> Data supplied
□ □ □ □ □ □ □

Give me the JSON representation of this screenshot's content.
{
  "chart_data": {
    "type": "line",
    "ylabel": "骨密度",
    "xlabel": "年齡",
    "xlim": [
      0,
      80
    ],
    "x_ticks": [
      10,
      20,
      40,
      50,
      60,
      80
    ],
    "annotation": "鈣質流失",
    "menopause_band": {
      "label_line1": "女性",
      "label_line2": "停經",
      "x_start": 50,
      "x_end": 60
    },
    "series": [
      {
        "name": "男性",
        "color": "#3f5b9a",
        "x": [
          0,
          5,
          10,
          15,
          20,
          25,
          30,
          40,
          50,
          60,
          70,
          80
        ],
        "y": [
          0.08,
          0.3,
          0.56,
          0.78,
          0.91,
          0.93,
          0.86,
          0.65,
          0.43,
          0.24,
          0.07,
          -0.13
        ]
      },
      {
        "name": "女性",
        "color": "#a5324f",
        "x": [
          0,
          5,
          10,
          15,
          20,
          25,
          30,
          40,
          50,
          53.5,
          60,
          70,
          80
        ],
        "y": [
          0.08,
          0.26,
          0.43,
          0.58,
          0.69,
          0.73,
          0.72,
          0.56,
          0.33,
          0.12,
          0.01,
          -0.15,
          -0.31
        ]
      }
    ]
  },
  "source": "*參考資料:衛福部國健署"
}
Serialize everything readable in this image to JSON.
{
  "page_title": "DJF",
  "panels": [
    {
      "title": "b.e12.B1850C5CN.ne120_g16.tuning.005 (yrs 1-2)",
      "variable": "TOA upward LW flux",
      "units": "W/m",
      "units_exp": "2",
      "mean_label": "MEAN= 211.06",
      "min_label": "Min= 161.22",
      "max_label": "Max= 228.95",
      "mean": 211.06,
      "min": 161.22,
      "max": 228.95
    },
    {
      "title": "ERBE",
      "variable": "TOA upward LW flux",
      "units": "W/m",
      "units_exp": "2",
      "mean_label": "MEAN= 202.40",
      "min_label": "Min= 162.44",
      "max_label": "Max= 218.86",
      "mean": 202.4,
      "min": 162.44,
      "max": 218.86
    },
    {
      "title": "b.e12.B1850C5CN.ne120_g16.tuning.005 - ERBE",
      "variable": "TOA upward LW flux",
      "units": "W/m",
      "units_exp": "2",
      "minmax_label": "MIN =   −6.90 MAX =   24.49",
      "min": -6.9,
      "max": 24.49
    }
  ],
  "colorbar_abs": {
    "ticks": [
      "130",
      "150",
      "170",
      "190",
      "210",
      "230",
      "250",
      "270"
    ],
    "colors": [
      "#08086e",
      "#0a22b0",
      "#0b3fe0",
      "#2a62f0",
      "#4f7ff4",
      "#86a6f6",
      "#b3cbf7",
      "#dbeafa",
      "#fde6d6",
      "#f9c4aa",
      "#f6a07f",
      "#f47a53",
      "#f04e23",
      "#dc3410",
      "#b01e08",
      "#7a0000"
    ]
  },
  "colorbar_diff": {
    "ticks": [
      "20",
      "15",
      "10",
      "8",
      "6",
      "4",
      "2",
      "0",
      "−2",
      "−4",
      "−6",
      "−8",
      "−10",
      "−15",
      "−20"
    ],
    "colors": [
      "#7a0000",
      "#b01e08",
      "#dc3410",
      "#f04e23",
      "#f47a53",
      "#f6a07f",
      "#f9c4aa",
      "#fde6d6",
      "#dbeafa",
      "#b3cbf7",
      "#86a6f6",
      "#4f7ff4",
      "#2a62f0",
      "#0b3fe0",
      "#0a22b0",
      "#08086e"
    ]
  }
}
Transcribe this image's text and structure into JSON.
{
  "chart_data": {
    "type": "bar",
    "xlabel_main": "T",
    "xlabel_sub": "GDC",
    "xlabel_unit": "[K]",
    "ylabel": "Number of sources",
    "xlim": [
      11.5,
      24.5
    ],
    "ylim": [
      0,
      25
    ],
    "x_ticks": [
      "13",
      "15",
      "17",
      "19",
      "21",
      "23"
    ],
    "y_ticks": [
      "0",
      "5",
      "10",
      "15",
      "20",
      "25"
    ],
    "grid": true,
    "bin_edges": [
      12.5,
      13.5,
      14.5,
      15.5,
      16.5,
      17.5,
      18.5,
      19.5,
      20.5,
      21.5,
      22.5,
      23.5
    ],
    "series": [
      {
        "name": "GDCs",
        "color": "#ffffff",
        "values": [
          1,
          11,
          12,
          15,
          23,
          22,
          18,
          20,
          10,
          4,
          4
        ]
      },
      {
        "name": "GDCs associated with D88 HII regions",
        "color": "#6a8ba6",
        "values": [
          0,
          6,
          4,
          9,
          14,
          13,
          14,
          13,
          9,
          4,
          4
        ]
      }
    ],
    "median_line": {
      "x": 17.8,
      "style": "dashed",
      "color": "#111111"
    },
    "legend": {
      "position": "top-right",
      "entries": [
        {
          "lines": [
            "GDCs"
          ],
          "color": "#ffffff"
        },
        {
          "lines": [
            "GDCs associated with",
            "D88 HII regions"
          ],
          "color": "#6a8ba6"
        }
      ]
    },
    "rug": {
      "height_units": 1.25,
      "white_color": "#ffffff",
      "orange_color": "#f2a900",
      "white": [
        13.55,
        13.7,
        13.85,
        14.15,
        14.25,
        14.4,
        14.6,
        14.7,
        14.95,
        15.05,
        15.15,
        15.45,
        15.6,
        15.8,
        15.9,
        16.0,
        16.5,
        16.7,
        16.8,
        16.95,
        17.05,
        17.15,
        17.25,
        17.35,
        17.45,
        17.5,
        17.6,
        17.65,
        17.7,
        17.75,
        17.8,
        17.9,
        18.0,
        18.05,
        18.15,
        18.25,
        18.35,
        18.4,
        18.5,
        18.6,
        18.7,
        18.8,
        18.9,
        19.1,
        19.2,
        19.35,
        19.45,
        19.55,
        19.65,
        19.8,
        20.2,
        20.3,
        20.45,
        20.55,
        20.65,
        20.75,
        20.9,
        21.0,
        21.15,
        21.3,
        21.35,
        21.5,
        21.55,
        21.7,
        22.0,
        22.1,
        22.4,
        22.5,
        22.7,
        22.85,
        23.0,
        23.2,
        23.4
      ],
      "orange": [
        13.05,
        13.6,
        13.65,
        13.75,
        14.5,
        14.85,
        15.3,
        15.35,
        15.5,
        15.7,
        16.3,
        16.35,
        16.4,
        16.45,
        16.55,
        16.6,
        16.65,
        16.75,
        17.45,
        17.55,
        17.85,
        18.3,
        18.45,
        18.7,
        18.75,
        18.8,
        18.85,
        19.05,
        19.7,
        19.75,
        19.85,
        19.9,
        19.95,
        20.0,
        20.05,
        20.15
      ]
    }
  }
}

□ □ □ □ □ □ □

> Directions for this task
Gather each line from the entries above that includes the word "JSON".

> Full solution
Give me the JSON representation of this screenshot's content.
Serialize everything readable in this image to JSON.
Transcribe this image's text and structure into JSON.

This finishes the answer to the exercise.